*Applica quanto letto*
A: Rispondi alle domande sul brano sulla Collezione Ramo.
(i) Chi ha iniziato la collezione?
(ii) Da quale periodo la collezione segue le tracce su carta delle avanguardie storiche?
(iii) Quali artworks on paper sono elencati tra parentesi?
B: Nel brano sulla Collezione Ramo, rinomina "Giuseppe Rabolini" in "G. Rabolini" e riporta il tratto che va da "Collezione Ramo" fino a "ricerca artistica italiana.".
C: Indica se ogni affermazione concorda con il brano sulla Collezione Ramo e cita le parole che lo stabiliscono.
(i) Nella collezione il disegno è inteso solo come mezzo preparatorio per dipinti e sculture.
(ii) Il collezionista vuole mostrare anche schizzi e appunti.
(iii) La collezione intende promuovere una cultura del disegno dal valore autonomo.

*Brano scelto*
********************
Collezione Ramo
Il disegno nell’arte italiana del Novecento.

La collezione, iniziata alcuni anni fa dall’amore di Giuseppe Rabolini per il segno e per le opere su carta, ripercorre le tappe della storia dell’arte italiana a partire dal disegno, non solo inteso come mezzo preparatorio per la realizzazione di dipinti e sculture, ma, soprattutto come espressione primaria della ricerca artistica italiana.

A partire dal primo ‘900, la collezione segue le tracce su carta dei maggiori rappresentanti delle avanguardie storiche. L’intento del collezionista è di documentare con lavori su carta, non solo disegni, quindi, ma artworks on paper (acquerelli, collages, gouaches, pastelli) l’evoluzione di ogni cifra stilistica. Si vogliono mostrare non solo i capolavori da museo che rendono riconoscibile un artista, ma anche le piccole testimonianze aneddotiche, gli schizzi, gli appunti e i tentativi che hanno portato alla nascita di un segno poi divenuto riconoscibile.

Lo scopo della collezione è presentare la grande importanza dell’arte italiana del secolo scorso e, nello stesso tempo, promuovere una cultura del disegno, dal valore autonomo, al pari di pittura e scultura.
********************
*Dati registrati*
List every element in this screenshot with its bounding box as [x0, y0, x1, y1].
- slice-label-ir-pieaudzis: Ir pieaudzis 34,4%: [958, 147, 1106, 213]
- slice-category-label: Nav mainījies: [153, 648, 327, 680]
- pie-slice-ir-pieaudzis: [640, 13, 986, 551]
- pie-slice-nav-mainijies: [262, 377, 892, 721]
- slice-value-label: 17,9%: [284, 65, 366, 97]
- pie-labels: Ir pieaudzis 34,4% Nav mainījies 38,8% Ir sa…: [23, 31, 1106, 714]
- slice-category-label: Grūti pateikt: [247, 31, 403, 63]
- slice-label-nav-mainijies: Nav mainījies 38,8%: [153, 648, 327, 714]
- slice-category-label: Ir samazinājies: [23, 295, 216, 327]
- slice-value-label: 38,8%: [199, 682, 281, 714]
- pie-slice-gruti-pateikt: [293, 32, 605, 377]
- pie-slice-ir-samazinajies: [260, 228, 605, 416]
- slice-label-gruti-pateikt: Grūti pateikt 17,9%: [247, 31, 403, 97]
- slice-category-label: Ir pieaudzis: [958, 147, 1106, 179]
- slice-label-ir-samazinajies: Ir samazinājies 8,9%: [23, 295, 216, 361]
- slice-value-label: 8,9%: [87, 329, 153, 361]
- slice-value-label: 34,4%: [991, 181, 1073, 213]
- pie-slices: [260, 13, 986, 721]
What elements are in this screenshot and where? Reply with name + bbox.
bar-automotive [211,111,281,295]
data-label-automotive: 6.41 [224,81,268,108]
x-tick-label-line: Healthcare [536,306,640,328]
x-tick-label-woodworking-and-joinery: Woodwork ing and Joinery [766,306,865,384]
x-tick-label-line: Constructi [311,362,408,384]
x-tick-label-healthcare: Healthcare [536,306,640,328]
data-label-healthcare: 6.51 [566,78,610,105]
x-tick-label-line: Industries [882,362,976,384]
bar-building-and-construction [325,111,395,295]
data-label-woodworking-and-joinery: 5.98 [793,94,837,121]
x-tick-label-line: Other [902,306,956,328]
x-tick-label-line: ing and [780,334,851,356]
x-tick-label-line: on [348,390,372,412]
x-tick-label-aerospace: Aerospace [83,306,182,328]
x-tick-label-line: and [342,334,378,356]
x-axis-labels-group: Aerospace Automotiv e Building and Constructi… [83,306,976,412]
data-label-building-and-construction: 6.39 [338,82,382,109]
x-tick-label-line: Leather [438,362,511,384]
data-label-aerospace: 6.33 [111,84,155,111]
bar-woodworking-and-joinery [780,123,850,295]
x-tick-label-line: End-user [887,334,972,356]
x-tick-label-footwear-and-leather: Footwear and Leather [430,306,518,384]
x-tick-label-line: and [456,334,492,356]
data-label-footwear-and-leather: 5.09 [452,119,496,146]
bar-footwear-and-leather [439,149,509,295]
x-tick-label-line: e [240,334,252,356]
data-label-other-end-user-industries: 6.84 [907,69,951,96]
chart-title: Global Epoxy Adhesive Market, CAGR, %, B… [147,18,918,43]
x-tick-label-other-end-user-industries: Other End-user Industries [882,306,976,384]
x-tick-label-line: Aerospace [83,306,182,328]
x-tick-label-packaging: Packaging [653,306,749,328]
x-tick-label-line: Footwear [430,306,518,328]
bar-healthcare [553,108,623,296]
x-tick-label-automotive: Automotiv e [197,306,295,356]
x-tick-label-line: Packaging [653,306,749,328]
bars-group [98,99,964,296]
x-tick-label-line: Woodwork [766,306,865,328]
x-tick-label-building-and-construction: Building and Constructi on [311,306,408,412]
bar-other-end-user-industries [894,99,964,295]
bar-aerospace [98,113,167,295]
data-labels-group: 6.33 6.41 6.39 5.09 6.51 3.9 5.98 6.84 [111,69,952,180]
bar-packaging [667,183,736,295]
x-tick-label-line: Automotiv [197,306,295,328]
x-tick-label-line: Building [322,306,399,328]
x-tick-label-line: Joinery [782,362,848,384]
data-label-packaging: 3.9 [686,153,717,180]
********************
*Risposte per esercizio*
A:
(i) Giuseppe Rabolini.
(ii) Dal primo '900.
(iii) Acquerelli, collages, gouaches, pastelli.

B:
Collezione Ramo
Il disegno nell’arte italiana del Novecento.

La collezione, iniziata alcuni anni fa dall’amore di G. Rabolini per il segno e per le opere su carta, ripercorre le tappe della storia dell’arte italiana a partire dal disegno, non solo inteso come mezzo preparatorio per la realizzazione di dipinti e sculture, ma, soprattutto come espressione primaria della ricerca artistica italiana.

C:
(i) No: "non solo inteso come mezzo preparatorio per la realizzazione di dipinti e sculture".
(ii) Sì: "ma anche le piccole testimonianze aneddotiche, gli schizzi, gli appunti e i tentativi".
(iii) Sì: "promuovere una cultura del disegno, dal valore autonomo, al pari di pittura e scultura".